Aim of the exercise
Return the lines below that carry the word "this".

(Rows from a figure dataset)

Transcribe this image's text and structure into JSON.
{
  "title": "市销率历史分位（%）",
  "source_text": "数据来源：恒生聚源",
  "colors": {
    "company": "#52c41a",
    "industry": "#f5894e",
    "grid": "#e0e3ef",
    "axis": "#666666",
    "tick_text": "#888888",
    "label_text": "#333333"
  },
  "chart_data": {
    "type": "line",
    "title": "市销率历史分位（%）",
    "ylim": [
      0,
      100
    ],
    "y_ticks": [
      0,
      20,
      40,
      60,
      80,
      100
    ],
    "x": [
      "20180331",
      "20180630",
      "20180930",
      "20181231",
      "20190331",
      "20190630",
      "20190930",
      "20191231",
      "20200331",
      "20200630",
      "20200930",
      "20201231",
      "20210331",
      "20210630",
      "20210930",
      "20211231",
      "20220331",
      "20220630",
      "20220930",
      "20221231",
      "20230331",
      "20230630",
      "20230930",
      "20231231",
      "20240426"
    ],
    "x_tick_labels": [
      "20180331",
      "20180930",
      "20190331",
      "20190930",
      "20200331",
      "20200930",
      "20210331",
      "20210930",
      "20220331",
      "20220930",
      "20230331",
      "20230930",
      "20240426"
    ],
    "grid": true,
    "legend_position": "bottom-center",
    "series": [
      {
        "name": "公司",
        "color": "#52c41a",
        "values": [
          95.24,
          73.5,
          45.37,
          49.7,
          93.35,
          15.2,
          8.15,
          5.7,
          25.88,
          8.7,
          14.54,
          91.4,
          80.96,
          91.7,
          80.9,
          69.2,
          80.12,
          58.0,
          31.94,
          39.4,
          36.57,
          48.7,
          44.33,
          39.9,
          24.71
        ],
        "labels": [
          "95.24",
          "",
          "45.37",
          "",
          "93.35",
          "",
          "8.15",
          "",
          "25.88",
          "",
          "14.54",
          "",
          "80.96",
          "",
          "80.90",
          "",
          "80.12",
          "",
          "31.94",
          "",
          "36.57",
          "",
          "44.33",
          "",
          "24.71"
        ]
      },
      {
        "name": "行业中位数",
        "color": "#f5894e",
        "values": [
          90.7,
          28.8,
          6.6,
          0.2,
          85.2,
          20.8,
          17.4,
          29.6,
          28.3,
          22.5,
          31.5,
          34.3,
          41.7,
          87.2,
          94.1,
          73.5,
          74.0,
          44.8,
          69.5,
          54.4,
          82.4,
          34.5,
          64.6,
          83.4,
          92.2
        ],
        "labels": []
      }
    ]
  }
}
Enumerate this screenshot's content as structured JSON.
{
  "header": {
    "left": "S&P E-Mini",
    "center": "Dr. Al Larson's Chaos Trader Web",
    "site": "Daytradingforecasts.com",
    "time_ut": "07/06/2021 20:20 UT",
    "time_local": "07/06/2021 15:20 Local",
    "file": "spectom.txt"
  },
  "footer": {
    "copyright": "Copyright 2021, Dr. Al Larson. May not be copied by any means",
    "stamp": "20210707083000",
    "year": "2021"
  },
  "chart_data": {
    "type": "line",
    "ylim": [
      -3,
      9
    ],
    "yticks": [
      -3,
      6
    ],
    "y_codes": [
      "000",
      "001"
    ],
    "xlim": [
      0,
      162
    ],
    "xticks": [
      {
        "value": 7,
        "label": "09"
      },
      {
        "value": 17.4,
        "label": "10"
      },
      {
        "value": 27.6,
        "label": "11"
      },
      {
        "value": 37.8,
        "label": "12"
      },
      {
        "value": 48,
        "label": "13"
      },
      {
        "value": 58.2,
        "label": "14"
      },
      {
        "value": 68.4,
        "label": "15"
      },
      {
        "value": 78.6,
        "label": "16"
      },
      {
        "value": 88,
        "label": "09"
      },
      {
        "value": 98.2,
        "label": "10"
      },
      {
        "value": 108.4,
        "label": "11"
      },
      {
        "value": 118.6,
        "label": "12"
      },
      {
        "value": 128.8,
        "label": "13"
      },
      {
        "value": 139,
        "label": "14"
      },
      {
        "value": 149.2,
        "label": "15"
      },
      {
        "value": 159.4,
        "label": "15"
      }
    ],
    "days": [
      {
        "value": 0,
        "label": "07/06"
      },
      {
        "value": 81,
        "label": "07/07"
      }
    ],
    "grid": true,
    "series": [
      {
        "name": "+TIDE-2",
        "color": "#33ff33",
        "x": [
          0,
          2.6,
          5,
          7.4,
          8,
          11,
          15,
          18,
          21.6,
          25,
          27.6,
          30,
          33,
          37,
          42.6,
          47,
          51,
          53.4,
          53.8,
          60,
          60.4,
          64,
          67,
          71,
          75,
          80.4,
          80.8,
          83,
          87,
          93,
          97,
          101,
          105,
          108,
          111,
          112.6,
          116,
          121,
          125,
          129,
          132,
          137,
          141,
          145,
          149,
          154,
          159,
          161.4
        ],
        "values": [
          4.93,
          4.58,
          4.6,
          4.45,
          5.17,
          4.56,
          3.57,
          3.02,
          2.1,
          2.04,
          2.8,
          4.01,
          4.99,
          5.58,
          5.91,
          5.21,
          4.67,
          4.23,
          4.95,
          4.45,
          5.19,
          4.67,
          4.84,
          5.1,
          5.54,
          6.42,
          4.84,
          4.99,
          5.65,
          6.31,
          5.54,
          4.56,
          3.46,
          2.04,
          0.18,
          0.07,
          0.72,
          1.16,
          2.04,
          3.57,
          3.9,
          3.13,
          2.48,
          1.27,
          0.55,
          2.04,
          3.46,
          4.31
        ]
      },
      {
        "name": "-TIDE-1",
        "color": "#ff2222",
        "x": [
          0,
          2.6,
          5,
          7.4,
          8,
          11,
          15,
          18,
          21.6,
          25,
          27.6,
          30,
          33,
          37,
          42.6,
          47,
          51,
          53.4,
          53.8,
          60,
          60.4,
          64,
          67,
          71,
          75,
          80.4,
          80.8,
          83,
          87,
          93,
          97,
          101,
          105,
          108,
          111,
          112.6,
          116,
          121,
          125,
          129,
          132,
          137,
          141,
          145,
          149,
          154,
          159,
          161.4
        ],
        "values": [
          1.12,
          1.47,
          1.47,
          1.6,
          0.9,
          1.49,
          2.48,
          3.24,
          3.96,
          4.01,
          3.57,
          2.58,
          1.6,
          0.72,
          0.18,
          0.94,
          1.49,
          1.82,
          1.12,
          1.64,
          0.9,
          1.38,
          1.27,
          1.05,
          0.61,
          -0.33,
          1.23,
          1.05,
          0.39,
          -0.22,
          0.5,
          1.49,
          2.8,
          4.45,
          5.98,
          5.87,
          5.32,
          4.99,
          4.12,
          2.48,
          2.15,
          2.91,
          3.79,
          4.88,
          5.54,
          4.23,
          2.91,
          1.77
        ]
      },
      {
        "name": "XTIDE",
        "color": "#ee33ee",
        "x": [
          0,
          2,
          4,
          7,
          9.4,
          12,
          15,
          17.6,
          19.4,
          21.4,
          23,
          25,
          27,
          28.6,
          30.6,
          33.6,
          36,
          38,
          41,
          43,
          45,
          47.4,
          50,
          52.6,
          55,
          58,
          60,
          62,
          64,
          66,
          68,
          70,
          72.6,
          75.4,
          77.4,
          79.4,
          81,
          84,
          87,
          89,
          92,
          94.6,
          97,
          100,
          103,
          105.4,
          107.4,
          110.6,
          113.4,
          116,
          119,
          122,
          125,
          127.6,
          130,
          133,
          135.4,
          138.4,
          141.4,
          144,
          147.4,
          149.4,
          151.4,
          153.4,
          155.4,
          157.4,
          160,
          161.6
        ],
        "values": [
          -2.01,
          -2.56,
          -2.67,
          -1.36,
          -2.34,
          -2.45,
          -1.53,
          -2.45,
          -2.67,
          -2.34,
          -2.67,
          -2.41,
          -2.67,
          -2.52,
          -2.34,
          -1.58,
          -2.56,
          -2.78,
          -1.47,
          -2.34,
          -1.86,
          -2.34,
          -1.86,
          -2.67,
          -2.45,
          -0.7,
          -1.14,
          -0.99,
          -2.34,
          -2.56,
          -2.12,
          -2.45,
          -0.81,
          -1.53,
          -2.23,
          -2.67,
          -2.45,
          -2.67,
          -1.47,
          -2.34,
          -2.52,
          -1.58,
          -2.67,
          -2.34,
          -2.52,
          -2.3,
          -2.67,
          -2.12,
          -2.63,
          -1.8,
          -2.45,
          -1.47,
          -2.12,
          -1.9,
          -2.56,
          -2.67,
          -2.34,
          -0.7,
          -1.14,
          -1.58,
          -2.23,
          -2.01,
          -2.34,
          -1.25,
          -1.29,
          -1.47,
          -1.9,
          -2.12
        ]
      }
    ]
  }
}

In response
Transcribe this image's text and structure into JSON.
Enumerate this screenshot's content as structured JSON.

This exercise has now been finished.